In the entries below, find the lines with the word "ngược" and copy them.

--- begin TASK INPUTS ---

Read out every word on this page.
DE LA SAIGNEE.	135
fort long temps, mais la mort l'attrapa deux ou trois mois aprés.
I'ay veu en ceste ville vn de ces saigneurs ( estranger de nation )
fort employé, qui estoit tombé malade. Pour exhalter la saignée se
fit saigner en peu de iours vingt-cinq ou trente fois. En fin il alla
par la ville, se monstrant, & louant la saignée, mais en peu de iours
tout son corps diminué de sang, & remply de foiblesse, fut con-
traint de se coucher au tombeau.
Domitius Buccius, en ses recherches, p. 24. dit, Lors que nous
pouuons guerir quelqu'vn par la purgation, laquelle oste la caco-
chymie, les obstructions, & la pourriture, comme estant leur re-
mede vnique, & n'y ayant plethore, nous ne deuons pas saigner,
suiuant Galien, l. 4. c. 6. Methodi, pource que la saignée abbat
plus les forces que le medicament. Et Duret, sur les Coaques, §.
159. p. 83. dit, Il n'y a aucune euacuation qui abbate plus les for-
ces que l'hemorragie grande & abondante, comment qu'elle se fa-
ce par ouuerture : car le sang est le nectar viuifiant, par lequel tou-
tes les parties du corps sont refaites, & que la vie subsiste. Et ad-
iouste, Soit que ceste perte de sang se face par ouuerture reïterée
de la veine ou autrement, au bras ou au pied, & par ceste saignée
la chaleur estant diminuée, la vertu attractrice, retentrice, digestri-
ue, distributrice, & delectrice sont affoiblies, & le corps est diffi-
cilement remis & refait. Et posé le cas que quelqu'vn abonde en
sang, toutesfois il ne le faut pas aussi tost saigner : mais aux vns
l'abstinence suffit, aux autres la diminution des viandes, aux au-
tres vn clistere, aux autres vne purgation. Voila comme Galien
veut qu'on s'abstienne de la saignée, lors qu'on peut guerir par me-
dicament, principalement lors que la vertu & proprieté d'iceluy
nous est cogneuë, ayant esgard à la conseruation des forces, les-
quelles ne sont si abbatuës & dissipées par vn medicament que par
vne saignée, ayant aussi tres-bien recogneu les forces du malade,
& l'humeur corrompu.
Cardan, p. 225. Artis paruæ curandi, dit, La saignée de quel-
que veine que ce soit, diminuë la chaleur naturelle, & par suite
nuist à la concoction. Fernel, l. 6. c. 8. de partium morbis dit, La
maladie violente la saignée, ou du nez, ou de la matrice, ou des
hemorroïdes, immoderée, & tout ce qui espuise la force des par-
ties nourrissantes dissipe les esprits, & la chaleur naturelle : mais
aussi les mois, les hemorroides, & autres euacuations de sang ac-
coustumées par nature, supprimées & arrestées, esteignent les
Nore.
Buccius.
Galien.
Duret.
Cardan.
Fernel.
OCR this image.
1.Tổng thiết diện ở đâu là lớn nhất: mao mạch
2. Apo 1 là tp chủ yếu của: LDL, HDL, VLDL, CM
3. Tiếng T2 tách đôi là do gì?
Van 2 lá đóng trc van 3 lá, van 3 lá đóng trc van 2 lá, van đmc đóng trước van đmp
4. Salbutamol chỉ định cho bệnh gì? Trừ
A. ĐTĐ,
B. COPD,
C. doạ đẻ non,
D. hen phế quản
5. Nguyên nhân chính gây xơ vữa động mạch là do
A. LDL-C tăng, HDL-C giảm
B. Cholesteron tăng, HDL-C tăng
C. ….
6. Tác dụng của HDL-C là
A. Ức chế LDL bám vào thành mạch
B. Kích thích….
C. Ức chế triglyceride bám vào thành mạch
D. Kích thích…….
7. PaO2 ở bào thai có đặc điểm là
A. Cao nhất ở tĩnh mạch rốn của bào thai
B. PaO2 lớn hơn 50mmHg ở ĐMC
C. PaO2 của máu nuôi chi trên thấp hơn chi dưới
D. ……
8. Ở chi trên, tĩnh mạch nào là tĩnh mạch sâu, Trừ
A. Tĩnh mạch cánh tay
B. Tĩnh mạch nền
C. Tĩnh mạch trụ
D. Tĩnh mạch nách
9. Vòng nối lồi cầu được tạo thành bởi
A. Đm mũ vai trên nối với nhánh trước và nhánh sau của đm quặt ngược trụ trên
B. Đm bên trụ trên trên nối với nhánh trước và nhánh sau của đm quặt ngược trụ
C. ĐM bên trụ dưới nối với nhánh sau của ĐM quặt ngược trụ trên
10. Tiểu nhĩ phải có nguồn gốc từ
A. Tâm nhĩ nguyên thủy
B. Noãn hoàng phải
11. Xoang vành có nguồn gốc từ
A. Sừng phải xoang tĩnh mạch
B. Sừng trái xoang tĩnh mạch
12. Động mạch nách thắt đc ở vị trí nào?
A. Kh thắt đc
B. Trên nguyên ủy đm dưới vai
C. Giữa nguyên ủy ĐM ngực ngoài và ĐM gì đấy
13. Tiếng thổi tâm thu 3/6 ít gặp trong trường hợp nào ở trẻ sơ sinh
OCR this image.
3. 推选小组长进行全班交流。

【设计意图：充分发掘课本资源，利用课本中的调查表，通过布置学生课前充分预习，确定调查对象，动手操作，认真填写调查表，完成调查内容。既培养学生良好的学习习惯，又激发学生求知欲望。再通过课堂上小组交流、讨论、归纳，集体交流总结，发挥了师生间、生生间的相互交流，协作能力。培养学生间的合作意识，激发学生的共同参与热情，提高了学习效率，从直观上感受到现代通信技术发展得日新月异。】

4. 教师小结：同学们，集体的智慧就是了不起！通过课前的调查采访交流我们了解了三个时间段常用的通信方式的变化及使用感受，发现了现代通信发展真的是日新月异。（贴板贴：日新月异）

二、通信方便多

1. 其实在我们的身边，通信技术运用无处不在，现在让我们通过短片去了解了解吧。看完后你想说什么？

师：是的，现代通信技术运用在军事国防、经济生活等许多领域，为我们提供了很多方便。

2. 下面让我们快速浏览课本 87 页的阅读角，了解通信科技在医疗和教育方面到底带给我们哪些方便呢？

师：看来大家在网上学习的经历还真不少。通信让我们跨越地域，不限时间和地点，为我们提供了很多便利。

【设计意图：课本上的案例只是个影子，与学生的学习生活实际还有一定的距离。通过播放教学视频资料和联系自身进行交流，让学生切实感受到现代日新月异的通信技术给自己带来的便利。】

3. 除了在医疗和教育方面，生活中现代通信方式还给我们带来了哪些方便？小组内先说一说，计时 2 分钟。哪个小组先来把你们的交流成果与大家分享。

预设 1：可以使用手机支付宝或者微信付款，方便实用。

--- end TASK INPUTS ---

SOLVED PROBLEM
A. Đm mũ vai trên nối với nhánh trước và nhánh sau của đm quặt ngược trụ trên
B. Đm bên trụ trên trên nối với nhánh trước và nhánh sau của đm quặt ngược trụ
C. ĐM bên trụ dưới nối với nhánh sau của ĐM quặt ngược trụ trên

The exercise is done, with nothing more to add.